Problem description :: In the entries below, count every line with the string "Főiskola". State the count and nothing else.

Entries supplied ::
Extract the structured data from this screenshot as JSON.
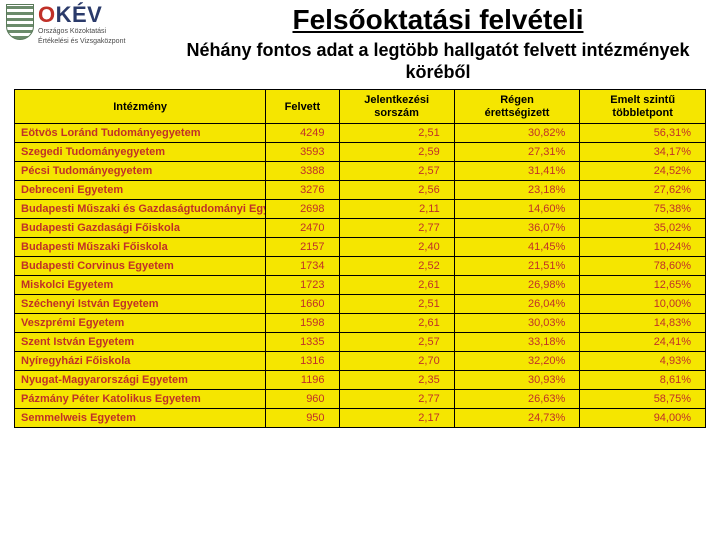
{
  "logo": {
    "brand_first": "O",
    "brand_rest": "KÉV",
    "sub1": "Országos Közoktatási",
    "sub2": "Értékelési és Vizsgaközpont"
  },
  "titles": {
    "main": "Felsőoktatási felvételi",
    "sub": "Néhány fontos adat a legtöbb hallgatót felvett intézmények köréből"
  },
  "table": {
    "columns": [
      "Intézmény",
      "Felvett",
      "Jelentkezési sorszám",
      "Régen érettségizett",
      "Emelt szintű többletpont"
    ],
    "rows": [
      [
        "Eötvös Loránd Tudományegyetem",
        "4249",
        "2,51",
        "30,82%",
        "56,31%"
      ],
      [
        "Szegedi Tudományegyetem",
        "3593",
        "2,59",
        "27,31%",
        "34,17%"
      ],
      [
        "Pécsi Tudományegyetem",
        "3388",
        "2,57",
        "31,41%",
        "24,52%"
      ],
      [
        "Debreceni Egyetem",
        "3276",
        "2,56",
        "23,18%",
        "27,62%"
      ],
      [
        "Budapesti Műszaki és Gazdaságtudományi Egyetem",
        "2698",
        "2,11",
        "14,60%",
        "75,38%"
      ],
      [
        "Budapesti Gazdasági Főiskola",
        "2470",
        "2,77",
        "36,07%",
        "35,02%"
      ],
      [
        "Budapesti Műszaki Főiskola",
        "2157",
        "2,40",
        "41,45%",
        "10,24%"
      ],
      [
        "Budapesti Corvinus Egyetem",
        "1734",
        "2,52",
        "21,51%",
        "78,60%"
      ],
      [
        "Miskolci Egyetem",
        "1723",
        "2,61",
        "26,98%",
        "12,65%"
      ],
      [
        "Széchenyi István Egyetem",
        "1660",
        "2,51",
        "26,04%",
        "10,00%"
      ],
      [
        "Veszprémi Egyetem",
        "1598",
        "2,61",
        "30,03%",
        "14,83%"
      ],
      [
        "Szent István Egyetem",
        "1335",
        "2,57",
        "33,18%",
        "24,41%"
      ],
      [
        "Nyíregyházi Főiskola",
        "1316",
        "2,70",
        "32,20%",
        "4,93%"
      ],
      [
        "Nyugat-Magyarországi Egyetem",
        "1196",
        "2,35",
        "30,93%",
        "8,61%"
      ],
      [
        "Pázmány Péter Katolikus Egyetem",
        "960",
        "2,77",
        "26,63%",
        "58,75%"
      ],
      [
        "Semmelweis Egyetem",
        "950",
        "2,17",
        "24,73%",
        "94,00%"
      ]
    ]
  },
  "style": {
    "table_bg": "#f5e600",
    "text_red": "#c03028",
    "border": "#000000"
  }
}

Solution to the exercise :: 3